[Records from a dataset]
_ _ _ _
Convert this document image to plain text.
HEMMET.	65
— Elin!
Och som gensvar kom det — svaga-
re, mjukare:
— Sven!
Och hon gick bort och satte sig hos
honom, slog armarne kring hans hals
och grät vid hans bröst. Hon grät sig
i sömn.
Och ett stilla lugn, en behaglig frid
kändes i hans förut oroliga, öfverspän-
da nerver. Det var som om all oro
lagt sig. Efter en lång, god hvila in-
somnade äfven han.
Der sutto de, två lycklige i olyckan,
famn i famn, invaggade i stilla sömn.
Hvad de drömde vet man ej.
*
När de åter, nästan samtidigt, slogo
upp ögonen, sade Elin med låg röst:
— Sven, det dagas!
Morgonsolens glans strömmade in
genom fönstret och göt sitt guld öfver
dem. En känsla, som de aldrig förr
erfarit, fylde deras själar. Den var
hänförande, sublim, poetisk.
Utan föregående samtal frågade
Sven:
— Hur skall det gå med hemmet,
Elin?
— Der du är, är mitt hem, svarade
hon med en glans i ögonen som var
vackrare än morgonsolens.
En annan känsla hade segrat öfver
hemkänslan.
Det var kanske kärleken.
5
_ _ _ _
WHAT IS NEEDED
Repeat all of the data exactly as given.

THE COMPLETED TASK
Convert this document image to plain text.
HEMMET.	65
— Elin!
Och som gensvar kom det — svaga-
re, mjukare:
— Sven!
Och hon gick bort och satte sig hos
honom, slog armarne kring hans hals
och grät vid hans bröst. Hon grät sig
i sömn.
Och ett stilla lugn, en behaglig frid
kändes i hans förut oroliga, öfverspän-
da nerver. Det var som om all oro
lagt sig. Efter en lång, god hvila in-
somnade äfven han.
Der sutto de, två lycklige i olyckan,
famn i famn, invaggade i stilla sömn.
Hvad de drömde vet man ej.
*
När de åter, nästan samtidigt, slogo
upp ögonen, sade Elin med låg röst:
— Sven, det dagas!
Morgonsolens glans strömmade in
genom fönstret och göt sitt guld öfver
dem. En känsla, som de aldrig förr
erfarit, fylde deras själar. Den var
hänförande, sublim, poetisk.
Utan föregående samtal frågade
Sven:
— Hur skall det gå med hemmet,
Elin?
— Der du är, är mitt hem, svarade
hon med en glans i ögonen som var
vackrare än morgonsolens.
En annan känsla hade segrat öfver
hemkänslan.
Det var kanske kärleken.
5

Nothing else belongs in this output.